___ Data for this exercise
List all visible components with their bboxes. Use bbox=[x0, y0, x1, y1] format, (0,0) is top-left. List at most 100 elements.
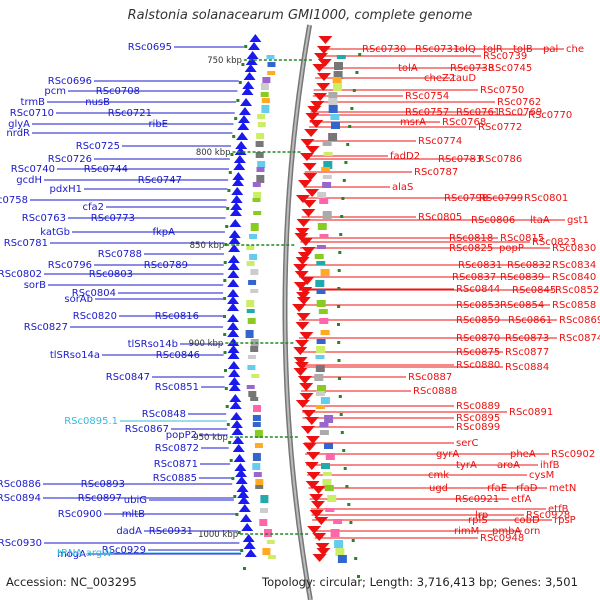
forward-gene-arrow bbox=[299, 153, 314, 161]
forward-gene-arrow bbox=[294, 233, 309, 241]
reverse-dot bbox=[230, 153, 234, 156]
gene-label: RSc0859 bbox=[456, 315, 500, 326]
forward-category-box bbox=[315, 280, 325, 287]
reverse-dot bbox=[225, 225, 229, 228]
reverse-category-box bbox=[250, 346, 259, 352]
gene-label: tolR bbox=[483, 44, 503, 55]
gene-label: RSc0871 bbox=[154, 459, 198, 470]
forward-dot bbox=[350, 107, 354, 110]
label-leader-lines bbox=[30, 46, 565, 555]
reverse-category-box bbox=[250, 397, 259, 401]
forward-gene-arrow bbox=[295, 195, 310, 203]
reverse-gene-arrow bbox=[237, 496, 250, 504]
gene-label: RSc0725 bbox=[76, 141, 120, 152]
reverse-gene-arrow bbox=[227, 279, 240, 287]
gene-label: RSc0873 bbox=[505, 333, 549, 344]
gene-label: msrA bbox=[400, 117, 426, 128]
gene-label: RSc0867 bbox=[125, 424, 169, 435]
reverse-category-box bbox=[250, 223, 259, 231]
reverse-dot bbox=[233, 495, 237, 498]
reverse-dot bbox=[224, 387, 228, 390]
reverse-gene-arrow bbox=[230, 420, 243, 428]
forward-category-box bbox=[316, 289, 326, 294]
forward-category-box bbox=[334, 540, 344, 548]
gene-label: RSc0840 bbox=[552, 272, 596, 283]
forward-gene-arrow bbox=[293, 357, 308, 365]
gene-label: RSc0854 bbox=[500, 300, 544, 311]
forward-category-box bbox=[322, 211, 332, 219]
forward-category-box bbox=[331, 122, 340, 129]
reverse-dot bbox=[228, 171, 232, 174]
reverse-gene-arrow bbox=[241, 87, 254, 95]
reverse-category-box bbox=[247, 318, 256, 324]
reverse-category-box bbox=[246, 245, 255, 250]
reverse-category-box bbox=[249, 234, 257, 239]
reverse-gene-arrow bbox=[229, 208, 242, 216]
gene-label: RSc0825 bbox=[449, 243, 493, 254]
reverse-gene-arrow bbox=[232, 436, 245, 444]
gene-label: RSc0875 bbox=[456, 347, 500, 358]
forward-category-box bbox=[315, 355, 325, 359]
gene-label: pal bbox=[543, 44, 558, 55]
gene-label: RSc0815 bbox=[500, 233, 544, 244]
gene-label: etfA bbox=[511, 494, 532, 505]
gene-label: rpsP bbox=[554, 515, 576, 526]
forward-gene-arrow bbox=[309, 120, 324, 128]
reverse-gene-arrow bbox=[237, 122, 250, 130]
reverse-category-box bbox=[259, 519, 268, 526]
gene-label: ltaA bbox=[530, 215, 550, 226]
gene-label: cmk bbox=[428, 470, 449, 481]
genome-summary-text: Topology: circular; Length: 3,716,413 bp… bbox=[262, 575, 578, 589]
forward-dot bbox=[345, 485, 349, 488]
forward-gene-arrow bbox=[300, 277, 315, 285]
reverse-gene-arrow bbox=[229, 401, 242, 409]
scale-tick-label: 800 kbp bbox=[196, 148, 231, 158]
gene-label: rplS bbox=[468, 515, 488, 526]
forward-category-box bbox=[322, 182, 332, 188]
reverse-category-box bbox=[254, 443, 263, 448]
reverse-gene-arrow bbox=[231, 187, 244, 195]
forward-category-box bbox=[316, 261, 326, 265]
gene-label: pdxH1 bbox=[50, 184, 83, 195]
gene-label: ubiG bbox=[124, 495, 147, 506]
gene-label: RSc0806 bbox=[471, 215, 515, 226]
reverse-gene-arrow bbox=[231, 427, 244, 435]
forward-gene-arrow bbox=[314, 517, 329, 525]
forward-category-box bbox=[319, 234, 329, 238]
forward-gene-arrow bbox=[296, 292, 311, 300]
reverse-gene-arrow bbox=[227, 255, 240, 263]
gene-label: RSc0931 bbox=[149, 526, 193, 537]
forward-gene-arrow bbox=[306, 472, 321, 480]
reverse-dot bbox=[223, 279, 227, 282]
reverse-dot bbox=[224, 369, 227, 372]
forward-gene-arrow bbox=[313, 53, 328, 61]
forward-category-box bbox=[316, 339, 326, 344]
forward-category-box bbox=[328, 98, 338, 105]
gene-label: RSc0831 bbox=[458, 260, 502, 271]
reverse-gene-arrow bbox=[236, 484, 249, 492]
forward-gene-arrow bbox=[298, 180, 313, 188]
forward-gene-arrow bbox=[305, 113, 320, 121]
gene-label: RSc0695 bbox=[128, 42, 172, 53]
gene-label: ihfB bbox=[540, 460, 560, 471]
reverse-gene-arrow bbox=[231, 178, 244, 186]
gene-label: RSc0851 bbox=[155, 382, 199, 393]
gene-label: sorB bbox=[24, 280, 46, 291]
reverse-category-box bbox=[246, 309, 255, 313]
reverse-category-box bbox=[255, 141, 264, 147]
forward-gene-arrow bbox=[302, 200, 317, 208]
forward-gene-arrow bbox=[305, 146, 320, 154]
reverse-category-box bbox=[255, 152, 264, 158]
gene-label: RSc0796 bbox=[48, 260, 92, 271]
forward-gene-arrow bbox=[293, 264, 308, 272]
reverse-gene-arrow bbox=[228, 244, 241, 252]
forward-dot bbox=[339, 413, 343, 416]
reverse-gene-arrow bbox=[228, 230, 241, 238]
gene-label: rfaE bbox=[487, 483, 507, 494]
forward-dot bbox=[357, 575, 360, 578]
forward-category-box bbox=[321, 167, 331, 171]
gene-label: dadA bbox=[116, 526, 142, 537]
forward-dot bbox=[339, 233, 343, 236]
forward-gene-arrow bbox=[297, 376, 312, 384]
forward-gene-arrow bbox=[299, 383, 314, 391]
______
What you are asked to do:
Down to the last line, return the entries above exactly, with no pictures.

Task result:
List all visible components with their bboxes. Use bbox=[x0, y0, x1, y1] format, (0,0) is top-left. List at most 100 elements.
forward-gene-arrow bbox=[299, 153, 314, 161]
forward-gene-arrow bbox=[294, 233, 309, 241]
reverse-dot bbox=[230, 153, 234, 156]
gene-label: RSc0859 bbox=[456, 315, 500, 326]
forward-category-box bbox=[315, 280, 325, 287]
reverse-dot bbox=[225, 225, 229, 228]
reverse-category-box bbox=[250, 346, 259, 352]
gene-label: tolR bbox=[483, 44, 503, 55]
gene-label: RSc0871 bbox=[154, 459, 198, 470]
forward-dot bbox=[350, 107, 354, 110]
label-leader-lines bbox=[30, 46, 565, 555]
reverse-category-box bbox=[250, 397, 259, 401]
forward-gene-arrow bbox=[295, 195, 310, 203]
reverse-gene-arrow bbox=[237, 496, 250, 504]
gene-label: RSc0725 bbox=[76, 141, 120, 152]
reverse-gene-arrow bbox=[227, 279, 240, 287]
gene-label: RSc0873 bbox=[505, 333, 549, 344]
gene-label: msrA bbox=[400, 117, 426, 128]
gene-label: RSc0867 bbox=[125, 424, 169, 435]
reverse-category-box bbox=[250, 223, 259, 231]
reverse-dot bbox=[233, 495, 237, 498]
reverse-dot bbox=[224, 387, 228, 390]
reverse-gene-arrow bbox=[230, 420, 243, 428]
forward-category-box bbox=[316, 289, 326, 294]
forward-category-box bbox=[334, 540, 344, 548]
gene-label: RSc0840 bbox=[552, 272, 596, 283]
forward-gene-arrow bbox=[293, 357, 308, 365]
gene-label: RSc0854 bbox=[500, 300, 544, 311]
forward-category-box bbox=[322, 211, 332, 219]
forward-category-box bbox=[331, 122, 340, 129]
reverse-dot bbox=[228, 171, 232, 174]
reverse-gene-arrow bbox=[241, 87, 254, 95]
reverse-category-box bbox=[247, 318, 256, 324]
reverse-category-box bbox=[246, 245, 255, 250]
reverse-category-box bbox=[249, 234, 257, 239]
reverse-gene-arrow bbox=[229, 208, 242, 216]
gene-label: RSc0825 bbox=[449, 243, 493, 254]
reverse-gene-arrow bbox=[232, 436, 245, 444]
gene-label: RSc0875 bbox=[456, 347, 500, 358]
forward-category-box bbox=[315, 355, 325, 359]
gene-label: pal bbox=[543, 44, 558, 55]
gene-label: RSc0815 bbox=[500, 233, 544, 244]
gene-label: etfA bbox=[511, 494, 532, 505]
gene-label: rpsP bbox=[554, 515, 576, 526]
forward-gene-arrow bbox=[309, 120, 324, 128]
reverse-gene-arrow bbox=[237, 122, 250, 130]
reverse-category-box bbox=[259, 519, 268, 526]
gene-label: ltaA bbox=[530, 215, 550, 226]
gene-label: cmk bbox=[428, 470, 449, 481]
genome-summary-text: Topology: circular; Length: 3,716,413 bp… bbox=[262, 575, 578, 589]
forward-dot bbox=[345, 485, 349, 488]
forward-gene-arrow bbox=[300, 277, 315, 285]
reverse-gene-arrow bbox=[229, 401, 242, 409]
scale-tick-label: 800 kbp bbox=[196, 148, 231, 158]
gene-label: rplS bbox=[468, 515, 488, 526]
forward-category-box bbox=[322, 182, 332, 188]
reverse-category-box bbox=[254, 443, 263, 448]
reverse-gene-arrow bbox=[231, 187, 244, 195]
forward-category-box bbox=[316, 261, 326, 265]
gene-label: pdxH1 bbox=[50, 184, 83, 195]
gene-label: ubiG bbox=[124, 495, 147, 506]
gene-label: RSc0806 bbox=[471, 215, 515, 226]
reverse-gene-arrow bbox=[231, 427, 244, 435]
forward-gene-arrow bbox=[314, 517, 329, 525]
forward-category-box bbox=[319, 234, 329, 238]
forward-gene-arrow bbox=[296, 292, 311, 300]
reverse-gene-arrow bbox=[227, 255, 240, 263]
gene-label: RSc0931 bbox=[149, 526, 193, 537]
forward-gene-arrow bbox=[306, 472, 321, 480]
reverse-dot bbox=[223, 279, 227, 282]
reverse-dot bbox=[224, 369, 227, 372]
forward-gene-arrow bbox=[313, 53, 328, 61]
forward-category-box bbox=[316, 339, 326, 344]
forward-category-box bbox=[328, 98, 338, 105]
gene-label: RSc0831 bbox=[458, 260, 502, 271]
reverse-gene-arrow bbox=[236, 484, 249, 492]
forward-gene-arrow bbox=[298, 180, 313, 188]
forward-gene-arrow bbox=[305, 113, 320, 121]
gene-label: RSc0695 bbox=[128, 42, 172, 53]
gene-label: ihfB bbox=[540, 460, 560, 471]
reverse-gene-arrow bbox=[231, 178, 244, 186]
gene-label: RSc0851 bbox=[155, 382, 199, 393]
gene-label: sorB bbox=[24, 280, 46, 291]
reverse-category-box bbox=[246, 309, 255, 313]
reverse-category-box bbox=[255, 141, 264, 147]
forward-gene-arrow bbox=[302, 200, 317, 208]
forward-gene-arrow bbox=[305, 146, 320, 154]
reverse-category-box bbox=[255, 152, 264, 158]
gene-label: RSc0796 bbox=[48, 260, 92, 271]
forward-gene-arrow bbox=[293, 264, 308, 272]
reverse-gene-arrow bbox=[228, 244, 241, 252]
forward-dot bbox=[339, 413, 343, 416]
reverse-gene-arrow bbox=[228, 230, 241, 238]
gene-label: rfaE bbox=[487, 483, 507, 494]
forward-dot bbox=[357, 575, 360, 578]
forward-category-box bbox=[321, 167, 331, 171]
gene-label: dadA bbox=[116, 526, 142, 537]
forward-dot bbox=[339, 233, 343, 236]
forward-gene-arrow bbox=[297, 376, 312, 384]
forward-gene-arrow bbox=[299, 383, 314, 391]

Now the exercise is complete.